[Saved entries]

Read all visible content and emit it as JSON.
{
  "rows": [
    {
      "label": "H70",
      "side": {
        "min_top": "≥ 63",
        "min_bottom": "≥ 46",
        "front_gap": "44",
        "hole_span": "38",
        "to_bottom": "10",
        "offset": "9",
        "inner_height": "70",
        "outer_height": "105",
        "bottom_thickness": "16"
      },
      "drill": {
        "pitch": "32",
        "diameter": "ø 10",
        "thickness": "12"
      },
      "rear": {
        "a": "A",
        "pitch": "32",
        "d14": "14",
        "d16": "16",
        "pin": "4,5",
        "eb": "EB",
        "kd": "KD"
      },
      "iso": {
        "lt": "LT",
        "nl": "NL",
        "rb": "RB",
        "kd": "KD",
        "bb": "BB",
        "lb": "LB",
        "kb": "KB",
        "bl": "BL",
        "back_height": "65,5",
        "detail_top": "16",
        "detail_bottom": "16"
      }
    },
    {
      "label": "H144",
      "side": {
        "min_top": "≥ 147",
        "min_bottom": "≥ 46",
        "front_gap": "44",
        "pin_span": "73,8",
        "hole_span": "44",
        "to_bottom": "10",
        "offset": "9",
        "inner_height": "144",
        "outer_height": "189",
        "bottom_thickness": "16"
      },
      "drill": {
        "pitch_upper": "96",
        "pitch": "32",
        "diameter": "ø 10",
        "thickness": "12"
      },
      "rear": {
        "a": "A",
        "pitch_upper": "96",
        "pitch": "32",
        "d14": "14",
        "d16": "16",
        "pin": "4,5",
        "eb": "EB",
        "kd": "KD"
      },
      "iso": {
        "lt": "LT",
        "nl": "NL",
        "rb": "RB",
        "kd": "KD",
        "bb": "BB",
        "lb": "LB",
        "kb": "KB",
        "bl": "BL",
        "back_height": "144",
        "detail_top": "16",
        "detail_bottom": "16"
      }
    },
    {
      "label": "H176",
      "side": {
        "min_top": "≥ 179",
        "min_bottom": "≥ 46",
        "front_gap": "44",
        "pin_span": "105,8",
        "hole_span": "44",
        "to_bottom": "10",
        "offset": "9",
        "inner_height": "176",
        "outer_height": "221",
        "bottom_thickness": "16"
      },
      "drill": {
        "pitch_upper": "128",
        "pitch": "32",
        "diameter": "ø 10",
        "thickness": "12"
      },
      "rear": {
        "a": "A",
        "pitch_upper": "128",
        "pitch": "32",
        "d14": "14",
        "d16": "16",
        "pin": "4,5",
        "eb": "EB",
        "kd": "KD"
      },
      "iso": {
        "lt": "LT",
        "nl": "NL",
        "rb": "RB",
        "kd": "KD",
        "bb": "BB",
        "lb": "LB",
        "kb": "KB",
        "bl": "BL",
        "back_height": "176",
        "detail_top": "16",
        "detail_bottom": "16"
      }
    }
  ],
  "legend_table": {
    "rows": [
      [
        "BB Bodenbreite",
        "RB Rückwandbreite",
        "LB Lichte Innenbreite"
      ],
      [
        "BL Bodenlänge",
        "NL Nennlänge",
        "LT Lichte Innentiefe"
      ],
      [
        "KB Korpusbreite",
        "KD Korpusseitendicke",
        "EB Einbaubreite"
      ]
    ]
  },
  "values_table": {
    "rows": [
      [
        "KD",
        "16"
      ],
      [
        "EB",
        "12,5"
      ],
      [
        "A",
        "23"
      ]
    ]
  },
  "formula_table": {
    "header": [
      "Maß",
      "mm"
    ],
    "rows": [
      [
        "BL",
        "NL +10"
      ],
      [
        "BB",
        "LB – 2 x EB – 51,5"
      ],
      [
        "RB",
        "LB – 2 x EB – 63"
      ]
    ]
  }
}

◆ What this task involves
Every record shown above must be echoed exactly.

◆ Answer to this task
Read all visible content and emit it as JSON.
{
  "rows": [
    {
      "label": "H70",
      "side": {
        "min_top": "≥ 63",
        "min_bottom": "≥ 46",
        "front_gap": "44",
        "hole_span": "38",
        "to_bottom": "10",
        "offset": "9",
        "inner_height": "70",
        "outer_height": "105",
        "bottom_thickness": "16"
      },
      "drill": {
        "pitch": "32",
        "diameter": "ø 10",
        "thickness": "12"
      },
      "rear": {
        "a": "A",
        "pitch": "32",
        "d14": "14",
        "d16": "16",
        "pin": "4,5",
        "eb": "EB",
        "kd": "KD"
      },
      "iso": {
        "lt": "LT",
        "nl": "NL",
        "rb": "RB",
        "kd": "KD",
        "bb": "BB",
        "lb": "LB",
        "kb": "KB",
        "bl": "BL",
        "back_height": "65,5",
        "detail_top": "16",
        "detail_bottom": "16"
      }
    },
    {
      "label": "H144",
      "side": {
        "min_top": "≥ 147",
        "min_bottom": "≥ 46",
        "front_gap": "44",
        "pin_span": "73,8",
        "hole_span": "44",
        "to_bottom": "10",
        "offset": "9",
        "inner_height": "144",
        "outer_height": "189",
        "bottom_thickness": "16"
      },
      "drill": {
        "pitch_upper": "96",
        "pitch": "32",
        "diameter": "ø 10",
        "thickness": "12"
      },
      "rear": {
        "a": "A",
        "pitch_upper": "96",
        "pitch": "32",
        "d14": "14",
        "d16": "16",
        "pin": "4,5",
        "eb": "EB",
        "kd": "KD"
      },
      "iso": {
        "lt": "LT",
        "nl": "NL",
        "rb": "RB",
        "kd": "KD",
        "bb": "BB",
        "lb": "LB",
        "kb": "KB",
        "bl": "BL",
        "back_height": "144",
        "detail_top": "16",
        "detail_bottom": "16"
      }
    },
    {
      "label": "H176",
      "side": {
        "min_top": "≥ 179",
        "min_bottom": "≥ 46",
        "front_gap": "44",
        "pin_span": "105,8",
        "hole_span": "44",
        "to_bottom": "10",
        "offset": "9",
        "inner_height": "176",
        "outer_height": "221",
        "bottom_thickness": "16"
      },
      "drill": {
        "pitch_upper": "128",
        "pitch": "32",
        "diameter": "ø 10",
        "thickness": "12"
      },
      "rear": {
        "a": "A",
        "pitch_upper": "128",
        "pitch": "32",
        "d14": "14",
        "d16": "16",
        "pin": "4,5",
        "eb": "EB",
        "kd": "KD"
      },
      "iso": {
        "lt": "LT",
        "nl": "NL",
        "rb": "RB",
        "kd": "KD",
        "bb": "BB",
        "lb": "LB",
        "kb": "KB",
        "bl": "BL",
        "back_height": "176",
        "detail_top": "16",
        "detail_bottom": "16"
      }
    }
  ],
  "legend_table": {
    "rows": [
      [
        "BB Bodenbreite",
        "RB Rückwandbreite",
        "LB Lichte Innenbreite"
      ],
      [
        "BL Bodenlänge",
        "NL Nennlänge",
        "LT Lichte Innentiefe"
      ],
      [
        "KB Korpusbreite",
        "KD Korpusseitendicke",
        "EB Einbaubreite"
      ]
    ]
  },
  "values_table": {
    "rows": [
      [
        "KD",
        "16"
      ],
      [
        "EB",
        "12,5"
      ],
      [
        "A",
        "23"
      ]
    ]
  },
  "formula_table": {
    "header": [
      "Maß",
      "mm"
    ],
    "rows": [
      [
        "BL",
        "NL +10"
      ],
      [
        "BB",
        "LB – 2 x EB – 51,5"
      ],
      [
        "RB",
        "LB – 2 x EB – 63"
      ]
    ]
  }
}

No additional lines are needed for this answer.